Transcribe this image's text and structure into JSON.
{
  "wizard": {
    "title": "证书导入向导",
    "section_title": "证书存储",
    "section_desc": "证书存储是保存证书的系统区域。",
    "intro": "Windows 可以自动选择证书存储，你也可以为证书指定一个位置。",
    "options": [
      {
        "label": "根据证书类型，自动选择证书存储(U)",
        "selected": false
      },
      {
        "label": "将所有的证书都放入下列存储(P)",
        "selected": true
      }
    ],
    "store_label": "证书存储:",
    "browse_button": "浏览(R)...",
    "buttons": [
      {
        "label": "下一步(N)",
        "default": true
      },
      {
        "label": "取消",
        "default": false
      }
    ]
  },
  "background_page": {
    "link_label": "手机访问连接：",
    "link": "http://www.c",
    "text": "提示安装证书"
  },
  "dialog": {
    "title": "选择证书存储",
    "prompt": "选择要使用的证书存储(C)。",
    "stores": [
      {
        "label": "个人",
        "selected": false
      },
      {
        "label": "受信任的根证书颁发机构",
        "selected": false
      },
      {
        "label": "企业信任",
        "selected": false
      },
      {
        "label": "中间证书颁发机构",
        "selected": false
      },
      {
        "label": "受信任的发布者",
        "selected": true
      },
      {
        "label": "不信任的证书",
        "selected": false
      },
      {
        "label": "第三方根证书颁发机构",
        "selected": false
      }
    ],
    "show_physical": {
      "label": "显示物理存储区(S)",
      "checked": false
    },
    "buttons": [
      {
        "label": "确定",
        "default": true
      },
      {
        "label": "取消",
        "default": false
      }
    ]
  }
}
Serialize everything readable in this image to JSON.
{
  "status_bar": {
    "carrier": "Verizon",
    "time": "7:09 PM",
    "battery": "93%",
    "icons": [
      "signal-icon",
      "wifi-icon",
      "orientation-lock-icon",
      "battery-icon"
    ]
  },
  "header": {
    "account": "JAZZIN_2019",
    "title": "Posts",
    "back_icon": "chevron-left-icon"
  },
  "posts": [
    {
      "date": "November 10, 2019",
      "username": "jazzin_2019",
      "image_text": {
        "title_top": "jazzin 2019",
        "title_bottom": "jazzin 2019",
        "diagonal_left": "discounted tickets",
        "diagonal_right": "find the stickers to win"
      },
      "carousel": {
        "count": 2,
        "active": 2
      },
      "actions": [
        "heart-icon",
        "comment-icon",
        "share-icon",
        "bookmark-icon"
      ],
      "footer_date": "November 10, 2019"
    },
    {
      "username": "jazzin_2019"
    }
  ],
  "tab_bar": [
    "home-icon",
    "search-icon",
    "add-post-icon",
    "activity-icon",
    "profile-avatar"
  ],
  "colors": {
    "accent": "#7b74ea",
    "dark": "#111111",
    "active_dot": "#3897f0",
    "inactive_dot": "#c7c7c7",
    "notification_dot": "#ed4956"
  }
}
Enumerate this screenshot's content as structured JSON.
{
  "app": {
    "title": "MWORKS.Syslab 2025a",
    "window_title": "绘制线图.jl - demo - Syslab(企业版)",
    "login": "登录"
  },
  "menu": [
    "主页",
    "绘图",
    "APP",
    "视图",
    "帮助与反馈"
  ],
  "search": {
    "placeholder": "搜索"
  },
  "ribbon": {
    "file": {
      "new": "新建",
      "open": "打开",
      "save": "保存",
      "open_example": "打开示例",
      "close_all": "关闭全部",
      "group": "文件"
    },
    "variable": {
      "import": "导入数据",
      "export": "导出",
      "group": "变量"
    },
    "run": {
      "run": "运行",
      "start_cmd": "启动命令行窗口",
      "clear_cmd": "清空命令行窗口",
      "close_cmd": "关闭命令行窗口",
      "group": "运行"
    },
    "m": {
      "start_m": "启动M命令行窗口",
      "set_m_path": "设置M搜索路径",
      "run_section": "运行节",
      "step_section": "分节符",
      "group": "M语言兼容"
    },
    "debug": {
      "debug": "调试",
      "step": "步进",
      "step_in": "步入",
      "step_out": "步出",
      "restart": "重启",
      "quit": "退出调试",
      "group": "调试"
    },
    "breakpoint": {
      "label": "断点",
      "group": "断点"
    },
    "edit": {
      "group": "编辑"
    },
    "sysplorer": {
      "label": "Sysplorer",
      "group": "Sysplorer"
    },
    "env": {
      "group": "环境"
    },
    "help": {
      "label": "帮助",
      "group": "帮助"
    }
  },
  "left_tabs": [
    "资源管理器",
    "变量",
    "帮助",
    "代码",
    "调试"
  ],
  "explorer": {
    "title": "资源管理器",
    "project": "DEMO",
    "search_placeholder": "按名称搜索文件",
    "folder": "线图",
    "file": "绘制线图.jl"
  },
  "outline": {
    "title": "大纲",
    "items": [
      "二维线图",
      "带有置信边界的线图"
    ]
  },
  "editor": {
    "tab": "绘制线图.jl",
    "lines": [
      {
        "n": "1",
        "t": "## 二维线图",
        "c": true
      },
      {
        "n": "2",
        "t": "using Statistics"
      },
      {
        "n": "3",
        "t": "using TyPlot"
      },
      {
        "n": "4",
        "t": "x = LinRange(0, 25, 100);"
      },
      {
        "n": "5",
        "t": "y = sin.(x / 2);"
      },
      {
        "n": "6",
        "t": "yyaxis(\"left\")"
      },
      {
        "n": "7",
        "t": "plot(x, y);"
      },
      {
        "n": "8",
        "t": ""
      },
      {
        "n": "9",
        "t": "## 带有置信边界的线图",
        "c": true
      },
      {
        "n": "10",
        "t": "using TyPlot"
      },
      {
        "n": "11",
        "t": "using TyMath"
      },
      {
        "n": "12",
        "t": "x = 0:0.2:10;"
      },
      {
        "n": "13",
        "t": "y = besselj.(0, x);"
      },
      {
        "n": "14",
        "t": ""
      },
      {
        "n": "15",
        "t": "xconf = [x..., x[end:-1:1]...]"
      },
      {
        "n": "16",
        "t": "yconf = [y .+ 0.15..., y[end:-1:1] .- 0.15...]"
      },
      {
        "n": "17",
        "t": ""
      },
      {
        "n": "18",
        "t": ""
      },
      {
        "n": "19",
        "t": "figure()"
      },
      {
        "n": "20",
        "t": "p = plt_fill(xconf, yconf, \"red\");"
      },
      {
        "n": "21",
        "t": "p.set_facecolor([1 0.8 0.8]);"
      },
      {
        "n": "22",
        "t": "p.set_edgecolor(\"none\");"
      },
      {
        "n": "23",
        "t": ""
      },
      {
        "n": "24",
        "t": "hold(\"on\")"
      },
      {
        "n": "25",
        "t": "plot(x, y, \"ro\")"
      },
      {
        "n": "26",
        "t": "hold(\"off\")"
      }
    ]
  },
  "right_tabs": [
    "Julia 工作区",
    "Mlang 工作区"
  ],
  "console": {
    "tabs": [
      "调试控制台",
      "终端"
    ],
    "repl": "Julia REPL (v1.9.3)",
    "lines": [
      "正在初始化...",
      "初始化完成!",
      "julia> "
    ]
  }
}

• • • •

▶ _Required task_
Go over the data above and copy every line that has the word "November" in it.

▶ _Task result_
      "date": "November 10, 2019",
      "footer_date": "November 10, 2019"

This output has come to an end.